──────── Provided records

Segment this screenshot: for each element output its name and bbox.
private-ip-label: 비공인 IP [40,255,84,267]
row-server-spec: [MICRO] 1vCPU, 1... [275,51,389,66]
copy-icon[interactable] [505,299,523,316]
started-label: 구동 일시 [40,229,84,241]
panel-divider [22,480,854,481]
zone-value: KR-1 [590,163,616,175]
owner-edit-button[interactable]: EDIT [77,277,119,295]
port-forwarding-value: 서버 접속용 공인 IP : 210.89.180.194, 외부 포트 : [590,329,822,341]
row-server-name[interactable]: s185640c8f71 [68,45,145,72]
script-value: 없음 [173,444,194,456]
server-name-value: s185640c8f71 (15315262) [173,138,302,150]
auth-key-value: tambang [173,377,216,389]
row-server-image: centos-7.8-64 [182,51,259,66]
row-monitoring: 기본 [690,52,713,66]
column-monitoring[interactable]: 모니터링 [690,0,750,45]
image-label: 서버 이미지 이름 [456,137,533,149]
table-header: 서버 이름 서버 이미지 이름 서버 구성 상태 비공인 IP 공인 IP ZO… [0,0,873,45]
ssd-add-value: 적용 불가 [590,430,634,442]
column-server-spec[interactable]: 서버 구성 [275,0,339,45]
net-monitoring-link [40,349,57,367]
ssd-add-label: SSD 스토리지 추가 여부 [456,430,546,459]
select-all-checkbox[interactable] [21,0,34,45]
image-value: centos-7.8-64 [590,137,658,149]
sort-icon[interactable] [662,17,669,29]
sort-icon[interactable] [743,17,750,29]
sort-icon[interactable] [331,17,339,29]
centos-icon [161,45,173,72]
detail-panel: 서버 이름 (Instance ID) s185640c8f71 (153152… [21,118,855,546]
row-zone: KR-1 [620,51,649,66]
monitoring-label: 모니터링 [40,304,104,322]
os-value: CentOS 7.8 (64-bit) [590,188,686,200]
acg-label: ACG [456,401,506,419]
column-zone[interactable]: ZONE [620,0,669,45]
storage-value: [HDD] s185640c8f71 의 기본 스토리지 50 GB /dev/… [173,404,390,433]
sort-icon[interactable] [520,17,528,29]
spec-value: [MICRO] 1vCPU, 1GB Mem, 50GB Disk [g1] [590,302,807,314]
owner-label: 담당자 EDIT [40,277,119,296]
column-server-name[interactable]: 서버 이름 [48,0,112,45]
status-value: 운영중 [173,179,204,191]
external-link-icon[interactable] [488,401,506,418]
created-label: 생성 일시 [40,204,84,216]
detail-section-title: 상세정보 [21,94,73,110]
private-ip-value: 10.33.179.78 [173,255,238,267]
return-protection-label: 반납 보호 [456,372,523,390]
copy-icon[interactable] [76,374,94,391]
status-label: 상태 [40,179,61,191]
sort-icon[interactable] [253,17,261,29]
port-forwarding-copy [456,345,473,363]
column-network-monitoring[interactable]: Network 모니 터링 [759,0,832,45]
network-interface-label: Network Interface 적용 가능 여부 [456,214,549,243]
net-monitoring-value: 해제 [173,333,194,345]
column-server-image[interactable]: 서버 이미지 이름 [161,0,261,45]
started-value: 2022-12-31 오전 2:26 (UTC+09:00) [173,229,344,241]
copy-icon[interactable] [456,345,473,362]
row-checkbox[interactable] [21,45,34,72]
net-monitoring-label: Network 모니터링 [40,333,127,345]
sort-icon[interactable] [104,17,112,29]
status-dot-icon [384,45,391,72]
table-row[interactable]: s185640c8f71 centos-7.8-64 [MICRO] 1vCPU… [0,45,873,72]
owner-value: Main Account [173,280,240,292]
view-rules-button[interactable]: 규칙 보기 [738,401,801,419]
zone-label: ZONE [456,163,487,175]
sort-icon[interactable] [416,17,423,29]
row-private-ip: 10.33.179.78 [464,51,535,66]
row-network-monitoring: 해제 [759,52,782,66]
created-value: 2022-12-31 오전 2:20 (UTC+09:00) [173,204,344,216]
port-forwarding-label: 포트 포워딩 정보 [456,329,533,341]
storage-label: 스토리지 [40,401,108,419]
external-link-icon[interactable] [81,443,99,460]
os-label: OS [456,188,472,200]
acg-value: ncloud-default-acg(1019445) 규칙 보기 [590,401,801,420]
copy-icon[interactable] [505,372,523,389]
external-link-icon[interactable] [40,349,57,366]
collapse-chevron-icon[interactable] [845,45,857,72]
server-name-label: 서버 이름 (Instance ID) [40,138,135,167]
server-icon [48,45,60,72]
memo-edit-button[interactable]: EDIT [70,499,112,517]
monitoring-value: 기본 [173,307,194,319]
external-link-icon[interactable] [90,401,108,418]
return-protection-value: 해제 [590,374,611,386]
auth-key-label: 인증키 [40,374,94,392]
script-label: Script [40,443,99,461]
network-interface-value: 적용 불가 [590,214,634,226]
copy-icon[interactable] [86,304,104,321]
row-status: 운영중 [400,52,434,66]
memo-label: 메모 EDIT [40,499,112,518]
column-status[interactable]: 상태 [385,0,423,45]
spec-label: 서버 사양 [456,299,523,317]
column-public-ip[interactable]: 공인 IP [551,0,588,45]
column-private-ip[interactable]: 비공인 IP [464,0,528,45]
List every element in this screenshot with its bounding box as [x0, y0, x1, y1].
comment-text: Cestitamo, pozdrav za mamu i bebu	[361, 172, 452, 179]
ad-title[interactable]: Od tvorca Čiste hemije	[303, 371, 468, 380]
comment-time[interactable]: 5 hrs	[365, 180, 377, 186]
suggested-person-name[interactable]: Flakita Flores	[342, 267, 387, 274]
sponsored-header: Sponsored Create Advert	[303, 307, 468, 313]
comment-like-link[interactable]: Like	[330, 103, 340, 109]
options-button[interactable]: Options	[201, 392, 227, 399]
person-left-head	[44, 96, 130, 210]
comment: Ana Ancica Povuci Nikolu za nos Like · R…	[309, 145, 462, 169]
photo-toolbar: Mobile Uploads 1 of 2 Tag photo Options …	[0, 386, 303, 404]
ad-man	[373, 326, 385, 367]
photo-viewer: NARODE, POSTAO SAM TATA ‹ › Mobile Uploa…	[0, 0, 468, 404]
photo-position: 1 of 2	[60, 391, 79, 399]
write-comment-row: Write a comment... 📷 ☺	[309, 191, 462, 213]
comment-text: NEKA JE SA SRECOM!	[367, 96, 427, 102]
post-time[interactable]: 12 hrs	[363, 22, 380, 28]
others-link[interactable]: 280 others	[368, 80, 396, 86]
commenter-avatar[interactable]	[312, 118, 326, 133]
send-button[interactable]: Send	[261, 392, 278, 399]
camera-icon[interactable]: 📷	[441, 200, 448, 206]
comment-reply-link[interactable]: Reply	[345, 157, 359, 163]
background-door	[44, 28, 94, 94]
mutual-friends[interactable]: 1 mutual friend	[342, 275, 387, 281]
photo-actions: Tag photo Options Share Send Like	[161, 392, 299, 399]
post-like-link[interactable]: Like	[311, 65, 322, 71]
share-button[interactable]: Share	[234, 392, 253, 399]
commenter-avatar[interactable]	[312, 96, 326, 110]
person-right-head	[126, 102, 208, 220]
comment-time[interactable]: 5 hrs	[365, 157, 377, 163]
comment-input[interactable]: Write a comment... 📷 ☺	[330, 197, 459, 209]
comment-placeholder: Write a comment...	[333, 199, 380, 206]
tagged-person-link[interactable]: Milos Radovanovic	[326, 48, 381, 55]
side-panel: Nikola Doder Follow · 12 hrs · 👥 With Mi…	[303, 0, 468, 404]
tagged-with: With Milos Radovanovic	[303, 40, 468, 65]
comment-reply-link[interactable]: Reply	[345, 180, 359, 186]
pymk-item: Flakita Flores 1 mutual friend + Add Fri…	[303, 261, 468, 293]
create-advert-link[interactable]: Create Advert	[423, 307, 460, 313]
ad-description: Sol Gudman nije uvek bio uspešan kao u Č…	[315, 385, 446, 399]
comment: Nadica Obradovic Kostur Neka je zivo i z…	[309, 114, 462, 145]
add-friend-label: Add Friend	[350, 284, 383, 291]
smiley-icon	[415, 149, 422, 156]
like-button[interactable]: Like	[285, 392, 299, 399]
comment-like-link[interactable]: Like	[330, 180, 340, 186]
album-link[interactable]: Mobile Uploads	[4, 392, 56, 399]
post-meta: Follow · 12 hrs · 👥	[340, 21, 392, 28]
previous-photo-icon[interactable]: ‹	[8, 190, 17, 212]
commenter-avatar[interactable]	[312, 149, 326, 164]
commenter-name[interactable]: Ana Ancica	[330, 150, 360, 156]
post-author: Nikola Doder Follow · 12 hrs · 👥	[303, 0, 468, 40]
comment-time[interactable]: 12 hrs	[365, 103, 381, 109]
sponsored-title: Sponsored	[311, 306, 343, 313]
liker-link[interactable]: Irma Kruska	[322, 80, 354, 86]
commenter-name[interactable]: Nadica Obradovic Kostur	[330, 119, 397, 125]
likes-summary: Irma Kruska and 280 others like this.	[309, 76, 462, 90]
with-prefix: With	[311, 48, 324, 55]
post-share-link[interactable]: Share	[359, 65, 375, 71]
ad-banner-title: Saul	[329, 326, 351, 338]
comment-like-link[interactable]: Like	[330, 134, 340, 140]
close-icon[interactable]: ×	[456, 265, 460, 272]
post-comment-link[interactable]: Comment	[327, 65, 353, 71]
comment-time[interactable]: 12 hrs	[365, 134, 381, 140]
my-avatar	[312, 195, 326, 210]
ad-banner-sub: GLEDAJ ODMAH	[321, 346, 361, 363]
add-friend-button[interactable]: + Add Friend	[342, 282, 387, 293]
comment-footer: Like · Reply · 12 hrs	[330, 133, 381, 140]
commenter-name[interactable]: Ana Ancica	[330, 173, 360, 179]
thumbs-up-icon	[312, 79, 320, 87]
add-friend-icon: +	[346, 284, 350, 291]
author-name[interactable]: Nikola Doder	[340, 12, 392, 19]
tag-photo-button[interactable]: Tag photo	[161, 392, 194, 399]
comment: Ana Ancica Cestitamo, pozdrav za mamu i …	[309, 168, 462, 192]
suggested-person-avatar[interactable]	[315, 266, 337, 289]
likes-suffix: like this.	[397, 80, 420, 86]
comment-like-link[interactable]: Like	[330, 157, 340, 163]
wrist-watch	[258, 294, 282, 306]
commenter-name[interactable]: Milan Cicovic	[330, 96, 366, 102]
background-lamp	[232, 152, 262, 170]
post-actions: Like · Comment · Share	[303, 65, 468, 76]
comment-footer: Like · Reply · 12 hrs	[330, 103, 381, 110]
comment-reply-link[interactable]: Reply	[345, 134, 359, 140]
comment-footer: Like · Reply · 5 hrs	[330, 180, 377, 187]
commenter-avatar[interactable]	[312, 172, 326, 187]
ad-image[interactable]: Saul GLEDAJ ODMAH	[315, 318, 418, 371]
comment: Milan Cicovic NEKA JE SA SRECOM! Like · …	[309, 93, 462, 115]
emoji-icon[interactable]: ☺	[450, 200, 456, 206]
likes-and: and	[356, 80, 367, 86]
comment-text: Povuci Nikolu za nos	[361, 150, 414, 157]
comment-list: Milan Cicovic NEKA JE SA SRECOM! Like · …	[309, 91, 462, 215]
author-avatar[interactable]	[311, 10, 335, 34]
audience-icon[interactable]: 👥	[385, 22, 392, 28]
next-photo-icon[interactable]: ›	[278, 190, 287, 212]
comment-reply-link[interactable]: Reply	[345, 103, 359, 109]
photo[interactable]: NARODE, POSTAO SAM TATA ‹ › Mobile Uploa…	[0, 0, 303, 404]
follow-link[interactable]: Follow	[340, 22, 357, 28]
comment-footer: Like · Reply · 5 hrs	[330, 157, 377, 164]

────────────────

_Job:_ Could you quote, unchanged, the data from its first line through the line containing "row-zone: KR-1 [620,51,649,66]"?

_Finished answer:_
Segment this screenshot: for each element output its name and bbox.
private-ip-label: 비공인 IP [40,255,84,267]
row-server-spec: [MICRO] 1vCPU, 1... [275,51,389,66]
copy-icon[interactable] [505,299,523,316]
started-label: 구동 일시 [40,229,84,241]
panel-divider [22,480,854,481]
zone-value: KR-1 [590,163,616,175]
owner-edit-button[interactable]: EDIT [77,277,119,295]
port-forwarding-value: 서버 접속용 공인 IP : 210.89.180.194, 외부 포트 : [590,329,822,341]
row-server-name[interactable]: s185640c8f71 [68,45,145,72]
script-value: 없음 [173,444,194,456]
server-name-value: s185640c8f71 (15315262) [173,138,302,150]
auth-key-value: tambang [173,377,216,389]
row-server-image: centos-7.8-64 [182,51,259,66]
row-monitoring: 기본 [690,52,713,66]
column-monitoring[interactable]: 모니터링 [690,0,750,45]
image-label: 서버 이미지 이름 [456,137,533,149]
table-header: 서버 이름 서버 이미지 이름 서버 구성 상태 비공인 IP 공인 IP ZO… [0,0,873,45]
ssd-add-value: 적용 불가 [590,430,634,442]
column-server-spec[interactable]: 서버 구성 [275,0,339,45]
net-monitoring-link [40,349,57,367]
ssd-add-label: SSD 스토리지 추가 여부 [456,430,546,459]
select-all-checkbox[interactable] [21,0,34,45]
image-value: centos-7.8-64 [590,137,658,149]
sort-icon[interactable] [662,17,669,29]
sort-icon[interactable] [743,17,750,29]
sort-icon[interactable] [331,17,339,29]
centos-icon [161,45,173,72]
detail-panel: 서버 이름 (Instance ID) s185640c8f71 (153152… [21,118,855,546]
row-zone: KR-1 [620,51,649,66]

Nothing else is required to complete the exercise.